- _Text segment_:
________________________
Hywel George
Balaam is quite the perplexing character. The automatic impression many have on first encountering him is that he isn’t as he seems. A superficial look at the Balaam narrative of Numbers 22–24 leaves us thinking that he is both a villain and a wrong-time-wrong-place decent sort of guy at the same time. However, a serious examination of Numbers, especially alongside other biblical passages, paints a much clearer picture.
A Bumpy Storyline
On first reading Numbers 22–24, the details tug our judgment about Balaam’s character in multiple directions. It is understandable that people find it difficult to reach a conclusion about him with a quick reading. Consider the conundrums posed by the story.
Balaam is introduced as a renowned diviner with power to curse or bless, a suspicious start. We are reassured, however, when the royal scoundrels visit his home and he doesn’t immediately fall in with their wicked intentions for money and prestige but waits overnight to hear from the Lord first. Aha! This seer knows the Living God. The question is, “For better or for worse?”
Things look good when, in the morning, Balaam dismisses the evil diplomats and their plots in apparent submission to the Lord’s command. As if to dispel any doubts about his sincerity, we are told that Balaam stands firm, even to additional convoys of regal pressure and wealthy temptation. Remarkably, Balaam identifies the Lord of Israel and calls him “my God.” Compared with his villainous visitors, Balaam seems a virtuous man confounding their plans.
Balaam again waits to hear from the Lord. This much probably stands against him. He has already been told how to behave but now entertains a change of heart in the living God. Surprisingly, the Lord does change his tune, instructing Balaam to accompany his guests and speak the word he would be given. In a reaction which is ostensibly unfair to Balaam, the Lord is angry the next day because Balaam went with his visitors. Didn’t Balaam merely do as he was told? That the angel of the Lord—whom I understand to be Christ himself—personally opposes Balaam momentarily helps us make up our mind, but the broader context confuses us. If Balaam is a wicked man, what of his apparent piety? But if he is a good guy, what of the Lord’s ire?
Things get all the more bewildering with Balaam’s donkey. She sees her Maker, but Balaam is blind in this regard (a trope in the Pentateuch for characters with poor or wicked judgement).1 The donkey gives Balaam a hard time; Balaam returns in kind, but how was he to know his life was being spared? If anything, he seems to be the kind of fellow that can be reasoned with, even if by a donkey. When Balaam’s eyes are opened to see the angel of the Lord, armed and dangerous, he responds appropriately in prostration. The angel says in his own words that if there is a foolish donkey around here, it is the unseeing Balaam! Balaam admits, “I have sinned,” and offers to turn back. This seems sensible behaviour for a man unwilling to displease the Lord “my God.” Nevertheless, the Lord flips on Balaam again, repeating his instruction to go with the evildoers and speak the word he will be given. What was the episode about the donkey for, if no progress is made in the narrative? Sympathetic readers expect Balaam to proceed with trepidation and uncertainty. Maybe an angel will be round the next corner to threaten his life, only to tell him to carry on!
________________________
- _Work to do_: Carry on the piece on Balaam's character, starting after its last sentence. The records that come next have no connection to the piece on Balaam.
________________________
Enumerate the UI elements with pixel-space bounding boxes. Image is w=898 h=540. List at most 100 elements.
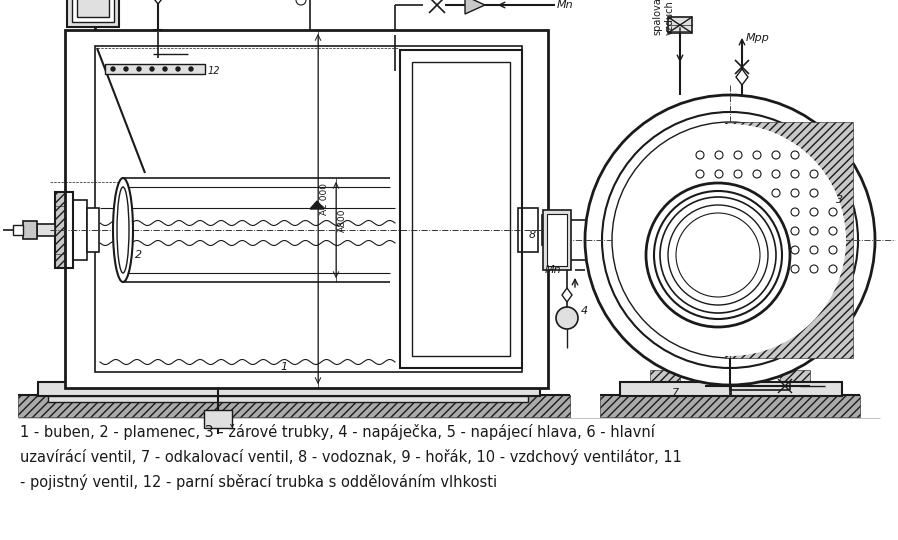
Circle shape [163,67,167,71]
Bar [23,221,37,239]
Text: 11: 11 [315,0,328,2]
Bar [668,17,692,33]
Bar [87,208,99,252]
Circle shape [585,95,875,385]
Bar [105,64,205,74]
Bar [620,382,842,396]
Bar [725,122,853,358]
Bar [780,370,810,386]
Circle shape [810,246,818,254]
Bar [518,208,538,252]
Circle shape [676,213,760,297]
Bar [77,0,109,17]
Circle shape [715,151,723,159]
Text: Mn: Mn [557,0,574,10]
Ellipse shape [117,187,129,273]
Text: spalovací: spalovací [652,0,662,35]
Polygon shape [465,0,485,14]
Text: 1: 1 [280,362,287,372]
Bar [65,30,95,388]
Circle shape [734,151,742,159]
Circle shape [696,170,704,178]
Ellipse shape [113,178,133,282]
Text: - pojistný ventil, 12 - parní sběrací trubka s oddělováním vlhkosti: - pojistný ventil, 12 - parní sběrací tr… [20,474,497,490]
Circle shape [124,67,128,71]
Text: Mpp: Mpp [746,33,770,43]
Text: 7: 7 [672,388,679,398]
Circle shape [696,151,704,159]
Bar [556,220,566,240]
Circle shape [791,208,799,216]
Bar [65,372,548,388]
Polygon shape [310,201,324,209]
Bar [38,382,540,396]
Bar [522,30,548,388]
Circle shape [753,151,761,159]
Circle shape [791,170,799,178]
Bar [18,395,570,417]
Bar [37,224,55,236]
Polygon shape [151,0,165,4]
Circle shape [189,67,193,71]
Circle shape [772,170,780,178]
Bar [650,370,680,386]
Circle shape [660,197,776,313]
Circle shape [829,265,837,273]
Bar [400,50,522,368]
Circle shape [829,227,837,235]
Text: 4: 4 [581,306,588,316]
Circle shape [137,67,141,71]
Circle shape [646,183,790,327]
Polygon shape [736,69,748,85]
Text: Ά2 000: Ά2 000 [320,183,329,215]
Bar [65,30,548,46]
Circle shape [810,208,818,216]
Circle shape [715,170,723,178]
Bar [204,410,232,428]
Circle shape [791,189,799,197]
Circle shape [810,170,818,178]
Circle shape [829,246,837,254]
Circle shape [810,189,818,197]
Circle shape [111,67,115,71]
Text: 8: 8 [529,230,536,240]
Circle shape [176,67,180,71]
Circle shape [668,205,768,305]
Bar [518,208,538,252]
Circle shape [791,246,799,254]
Bar [73,200,87,260]
Circle shape [556,307,578,329]
Bar [547,214,567,266]
Bar [95,46,522,372]
Text: uzavírácí ventil, 7 - odkalovací ventil, 8 - vodoznak, 9 - hořák, 10 - vzdchový : uzavírácí ventil, 7 - odkalovací ventil,… [20,449,682,465]
Circle shape [791,151,799,159]
Text: Ά800: Ά800 [338,208,347,232]
Bar [55,192,73,268]
Circle shape [810,227,818,235]
Circle shape [791,227,799,235]
Circle shape [734,170,742,178]
Bar [67,0,119,27]
Circle shape [772,189,780,197]
Bar [412,62,510,356]
Circle shape [614,124,846,356]
Bar [55,192,73,268]
Bar [72,0,114,22]
Circle shape [602,112,858,368]
Bar [542,215,556,245]
Bar [55,254,67,268]
Text: 1 - buben, 2 - plamenec, 3 - žárové trubky, 4 - napáječka, 5 - napájecí hlava, 6: 1 - buben, 2 - plamenec, 3 - žárové trub… [20,424,655,440]
Circle shape [753,170,761,178]
Bar [65,30,548,388]
Bar [400,50,522,368]
Circle shape [810,265,818,273]
Circle shape [791,265,799,273]
Bar [48,396,528,402]
Text: 12: 12 [208,66,221,76]
Circle shape [296,0,306,5]
Polygon shape [562,288,572,302]
Text: Mn: Mn [545,265,561,275]
Bar [55,192,67,206]
Circle shape [612,122,848,358]
Circle shape [829,208,837,216]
________________________
- _Result of this exercise_:
Reaching his paymaster, Balaam transparently confirms the terms of contract to include that he cannot say anything more than God puts in his mouth. Then, Balaam seems to participate in idol worship before getting to work the next day. What work exactly? Is he there to curse the Lord’s people or bless them (Num 22:6, 12)?
Three times, Balaam makes fourteen sacrifices and waits for the Lord to speak. More than speak, the Lord puts a word in Balaam’s mouth—an unmitigated blessing on the Lord’s people. On the third occasion, Balaam seems to have grasped something and “did not go, as at other times, to seek to use sorcery” (Num 24:1). At this point, the Holy Spirit comes upon him. Balaam’s fourth oracle is also different. It seems to flow unprovoked from his own heart. Balaam admits he knows the Most High and prophesies the coming of Jesus and the overthrow of the enemies of his church.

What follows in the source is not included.